**Task details**
From the listing that follows, extract every line and set it down unaltered.

**Data section**
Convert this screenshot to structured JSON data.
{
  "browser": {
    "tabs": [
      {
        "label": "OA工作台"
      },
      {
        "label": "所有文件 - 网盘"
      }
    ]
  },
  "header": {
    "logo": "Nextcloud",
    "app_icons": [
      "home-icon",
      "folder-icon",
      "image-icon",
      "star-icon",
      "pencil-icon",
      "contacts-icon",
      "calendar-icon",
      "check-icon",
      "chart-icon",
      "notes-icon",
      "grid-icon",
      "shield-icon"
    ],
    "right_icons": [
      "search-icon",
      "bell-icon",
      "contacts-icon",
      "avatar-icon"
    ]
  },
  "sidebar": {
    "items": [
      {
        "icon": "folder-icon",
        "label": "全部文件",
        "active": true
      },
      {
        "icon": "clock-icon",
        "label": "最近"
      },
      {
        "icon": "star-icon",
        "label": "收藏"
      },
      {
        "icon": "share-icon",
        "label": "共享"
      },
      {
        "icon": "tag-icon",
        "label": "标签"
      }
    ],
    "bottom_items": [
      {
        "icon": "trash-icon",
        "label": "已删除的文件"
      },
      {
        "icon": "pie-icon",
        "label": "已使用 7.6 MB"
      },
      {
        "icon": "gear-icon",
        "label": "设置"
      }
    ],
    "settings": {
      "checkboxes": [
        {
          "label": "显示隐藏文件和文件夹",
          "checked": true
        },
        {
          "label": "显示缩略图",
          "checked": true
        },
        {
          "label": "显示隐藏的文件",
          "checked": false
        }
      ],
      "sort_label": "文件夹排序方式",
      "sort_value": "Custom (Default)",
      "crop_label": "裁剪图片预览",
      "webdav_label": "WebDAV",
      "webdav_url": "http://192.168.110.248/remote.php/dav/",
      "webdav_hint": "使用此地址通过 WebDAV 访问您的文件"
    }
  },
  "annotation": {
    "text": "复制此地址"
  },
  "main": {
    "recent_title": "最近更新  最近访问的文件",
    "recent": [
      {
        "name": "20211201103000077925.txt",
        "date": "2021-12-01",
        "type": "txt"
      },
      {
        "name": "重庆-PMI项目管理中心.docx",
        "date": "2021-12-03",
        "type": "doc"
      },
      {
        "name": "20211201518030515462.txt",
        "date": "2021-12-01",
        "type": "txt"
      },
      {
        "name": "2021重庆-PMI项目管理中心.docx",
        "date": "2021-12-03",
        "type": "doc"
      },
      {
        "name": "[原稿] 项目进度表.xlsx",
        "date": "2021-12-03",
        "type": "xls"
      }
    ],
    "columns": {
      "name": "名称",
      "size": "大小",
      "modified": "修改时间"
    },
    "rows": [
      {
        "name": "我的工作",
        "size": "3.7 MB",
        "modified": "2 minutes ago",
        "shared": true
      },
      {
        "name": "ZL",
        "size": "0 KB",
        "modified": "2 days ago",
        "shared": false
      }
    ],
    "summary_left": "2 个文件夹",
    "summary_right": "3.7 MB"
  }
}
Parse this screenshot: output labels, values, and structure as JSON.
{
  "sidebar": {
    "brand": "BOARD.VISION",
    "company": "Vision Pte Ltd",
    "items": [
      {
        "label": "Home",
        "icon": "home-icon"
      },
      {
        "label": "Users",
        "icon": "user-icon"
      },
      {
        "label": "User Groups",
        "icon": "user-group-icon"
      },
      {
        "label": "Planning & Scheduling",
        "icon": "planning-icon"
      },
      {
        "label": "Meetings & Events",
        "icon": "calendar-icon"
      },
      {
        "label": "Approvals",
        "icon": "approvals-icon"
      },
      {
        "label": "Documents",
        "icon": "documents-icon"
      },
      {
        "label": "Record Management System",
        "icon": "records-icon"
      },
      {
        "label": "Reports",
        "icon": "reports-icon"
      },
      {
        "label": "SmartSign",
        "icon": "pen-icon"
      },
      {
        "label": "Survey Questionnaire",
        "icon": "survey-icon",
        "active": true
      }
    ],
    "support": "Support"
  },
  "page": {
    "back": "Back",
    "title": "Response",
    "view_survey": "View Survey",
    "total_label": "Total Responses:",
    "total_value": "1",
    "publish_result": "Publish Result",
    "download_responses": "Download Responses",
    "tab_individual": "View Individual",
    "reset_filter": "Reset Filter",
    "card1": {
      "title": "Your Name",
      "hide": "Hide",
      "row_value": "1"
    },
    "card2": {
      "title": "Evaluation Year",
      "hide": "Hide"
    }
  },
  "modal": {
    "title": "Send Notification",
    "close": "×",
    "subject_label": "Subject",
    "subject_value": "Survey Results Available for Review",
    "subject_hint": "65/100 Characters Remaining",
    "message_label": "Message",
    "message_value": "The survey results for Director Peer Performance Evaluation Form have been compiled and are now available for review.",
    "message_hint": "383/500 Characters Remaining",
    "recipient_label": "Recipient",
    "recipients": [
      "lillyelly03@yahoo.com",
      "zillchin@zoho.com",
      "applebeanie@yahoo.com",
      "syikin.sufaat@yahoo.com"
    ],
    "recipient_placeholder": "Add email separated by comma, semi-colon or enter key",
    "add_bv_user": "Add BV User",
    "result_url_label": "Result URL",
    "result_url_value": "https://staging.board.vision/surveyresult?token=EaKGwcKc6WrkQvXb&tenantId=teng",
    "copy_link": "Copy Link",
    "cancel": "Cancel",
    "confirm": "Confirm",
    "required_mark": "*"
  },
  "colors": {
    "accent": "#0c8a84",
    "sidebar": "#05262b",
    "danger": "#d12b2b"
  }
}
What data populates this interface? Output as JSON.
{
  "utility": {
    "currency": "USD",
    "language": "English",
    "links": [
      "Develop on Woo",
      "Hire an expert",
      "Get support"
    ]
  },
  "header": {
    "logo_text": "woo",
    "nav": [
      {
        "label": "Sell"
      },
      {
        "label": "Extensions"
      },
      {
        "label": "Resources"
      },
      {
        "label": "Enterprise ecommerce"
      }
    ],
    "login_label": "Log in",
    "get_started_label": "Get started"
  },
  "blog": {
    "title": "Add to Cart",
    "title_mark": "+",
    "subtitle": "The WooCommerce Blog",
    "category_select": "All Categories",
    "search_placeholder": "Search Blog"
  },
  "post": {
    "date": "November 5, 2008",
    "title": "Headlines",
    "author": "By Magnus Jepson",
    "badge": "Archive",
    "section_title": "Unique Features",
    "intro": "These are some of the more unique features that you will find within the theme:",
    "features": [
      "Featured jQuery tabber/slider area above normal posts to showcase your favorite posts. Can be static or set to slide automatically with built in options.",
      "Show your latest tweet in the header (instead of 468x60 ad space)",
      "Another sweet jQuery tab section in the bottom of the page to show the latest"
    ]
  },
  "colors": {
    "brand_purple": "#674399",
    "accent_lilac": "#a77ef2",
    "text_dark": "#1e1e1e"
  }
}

**Finished task**
Convert this screenshot to structured JSON data.
{
  "browser": {
    "tabs": [
      {
        "label": "OA工作台"
      },
      {
        "label": "所有文件 - 网盘"
      }
    ]
  },
  "header": {
    "logo": "Nextcloud",
    "app_icons": [
      "home-icon",
      "folder-icon",
      "image-icon",
      "star-icon",
      "pencil-icon",
      "contacts-icon",
      "calendar-icon",
      "check-icon",
      "chart-icon",
      "notes-icon",
      "grid-icon",
      "shield-icon"
    ],
    "right_icons": [
      "search-icon",
      "bell-icon",
      "contacts-icon",
      "avatar-icon"
    ]
  },
  "sidebar": {
    "items": [
      {
        "icon": "folder-icon",
        "label": "全部文件",
        "active": true
      },
      {
        "icon": "clock-icon",
        "label": "最近"
      },
      {
        "icon": "star-icon",
        "label": "收藏"
      },
      {
        "icon": "share-icon",
        "label": "共享"
      },
      {
        "icon": "tag-icon",
        "label": "标签"
      }
    ],
    "bottom_items": [
      {
        "icon": "trash-icon",
        "label": "已删除的文件"
      },
      {
        "icon": "pie-icon",
        "label": "已使用 7.6 MB"
      },
      {
        "icon": "gear-icon",
        "label": "设置"
      }
    ],
    "settings": {
      "checkboxes": [
        {
          "label": "显示隐藏文件和文件夹",
          "checked": true
        },
        {
          "label": "显示缩略图",
          "checked": true
        },
        {
          "label": "显示隐藏的文件",
          "checked": false
        }
      ],
      "sort_label": "文件夹排序方式",
      "sort_value": "Custom (Default)",
      "crop_label": "裁剪图片预览",
      "webdav_label": "WebDAV",
      "webdav_url": "http://192.168.110.248/remote.php/dav/",
      "webdav_hint": "使用此地址通过 WebDAV 访问您的文件"
    }
  },
  "annotation": {
    "text": "复制此地址"
  },
  "main": {
    "recent_title": "最近更新  最近访问的文件",
    "recent": [
      {
        "name": "20211201103000077925.txt",
        "date": "2021-12-01",
        "type": "txt"
      },
      {
        "name": "重庆-PMI项目管理中心.docx",
        "date": "2021-12-03",
        "type": "doc"
      },
      {
        "name": "20211201518030515462.txt",
        "date": "2021-12-01",
        "type": "txt"
      },
      {
        "name": "2021重庆-PMI项目管理中心.docx",
        "date": "2021-12-03",
        "type": "doc"
      },
      {
        "name": "[原稿] 项目进度表.xlsx",
        "date": "2021-12-03",
        "type": "xls"
      }
    ],
    "columns": {
      "name": "名称",
      "size": "大小",
      "modified": "修改时间"
    },
    "rows": [
      {
        "name": "我的工作",
        "size": "3.7 MB",
        "modified": "2 minutes ago",
        "shared": true
      },
      {
        "name": "ZL",
        "size": "0 KB",
        "modified": "2 days ago",
        "shared": false
      }
    ],
    "summary_left": "2 个文件夹",
    "summary_right": "3.7 MB"
  }
}
Parse this screenshot: output labels, values, and structure as JSON.
{
  "sidebar": {
    "brand": "BOARD.VISION",
    "company": "Vision Pte Ltd",
    "items": [
      {
        "label": "Home",
        "icon": "home-icon"
      },
      {
        "label": "Users",
        "icon": "user-icon"
      },
      {
        "label": "User Groups",
        "icon": "user-group-icon"
      },
      {
        "label": "Planning & Scheduling",
        "icon": "planning-icon"
      },
      {
        "label": "Meetings & Events",
        "icon": "calendar-icon"
      },
      {
        "label": "Approvals",
        "icon": "approvals-icon"
      },
      {
        "label": "Documents",
        "icon": "documents-icon"
      },
      {
        "label": "Record Management System",
        "icon": "records-icon"
      },
      {
        "label": "Reports",
        "icon": "reports-icon"
      },
      {
        "label": "SmartSign",
        "icon": "pen-icon"
      },
      {
        "label": "Survey Questionnaire",
        "icon": "survey-icon",
        "active": true
      }
    ],
    "support": "Support"
  },
  "page": {
    "back": "Back",
    "title": "Response",
    "view_survey": "View Survey",
    "total_label": "Total Responses:",
    "total_value": "1",
    "publish_result": "Publish Result",
    "download_responses": "Download Responses",
    "tab_individual": "View Individual",
    "reset_filter": "Reset Filter",
    "card1": {
      "title": "Your Name",
      "hide": "Hide",
      "row_value": "1"
    },
    "card2": {
      "title": "Evaluation Year",
      "hide": "Hide"
    }
  },
  "modal": {
    "title": "Send Notification",
    "close": "×",
    "subject_label": "Subject",
    "subject_value": "Survey Results Available for Review",
    "subject_hint": "65/100 Characters Remaining",
    "message_label": "Message",
    "message_value": "The survey results for Director Peer Performance Evaluation Form have been compiled and are now available for review.",
    "message_hint": "383/500 Characters Remaining",
    "recipient_label": "Recipient",
    "recipients": [
      "lillyelly03@yahoo.com",
      "zillchin@zoho.com",
      "applebeanie@yahoo.com",
      "syikin.sufaat@yahoo.com"
    ],
    "recipient_placeholder": "Add email separated by comma, semi-colon or enter key",
    "add_bv_user": "Add BV User",
    "result_url_label": "Result URL",
    "result_url_value": "https://staging.board.vision/surveyresult?token=EaKGwcKc6WrkQvXb&tenantId=teng",
    "copy_link": "Copy Link",
    "cancel": "Cancel",
    "confirm": "Confirm",
    "required_mark": "*"
  },
  "colors": {
    "accent": "#0c8a84",
    "sidebar": "#05262b",
    "danger": "#d12b2b"
  }
}
What data populates this interface? Output as JSON.
{
  "utility": {
    "currency": "USD",
    "language": "English",
    "links": [
      "Develop on Woo",
      "Hire an expert",
      "Get support"
    ]
  },
  "header": {
    "logo_text": "woo",
    "nav": [
      {
        "label": "Sell"
      },
      {
        "label": "Extensions"
      },
      {
        "label": "Resources"
      },
      {
        "label": "Enterprise ecommerce"
      }
    ],
    "login_label": "Log in",
    "get_started_label": "Get started"
  },
  "blog": {
    "title": "Add to Cart",
    "title_mark": "+",
    "subtitle": "The WooCommerce Blog",
    "category_select": "All Categories",
    "search_placeholder": "Search Blog"
  },
  "post": {
    "date": "November 5, 2008",
    "title": "Headlines",
    "author": "By Magnus Jepson",
    "badge": "Archive",
    "section_title": "Unique Features",
    "intro": "These are some of the more unique features that you will find within the theme:",
    "features": [
      "Featured jQuery tabber/slider area above normal posts to showcase your favorite posts. Can be static or set to slide automatically with built in options.",
      "Show your latest tweet in the header (instead of 468x60 ad space)",
      "Another sweet jQuery tab section in the bottom of the page to show the latest"
    ]
  },
  "colors": {
    "brand_purple": "#674399",
    "accent_lilac": "#a77ef2",
    "text_dark": "#1e1e1e"
  }
}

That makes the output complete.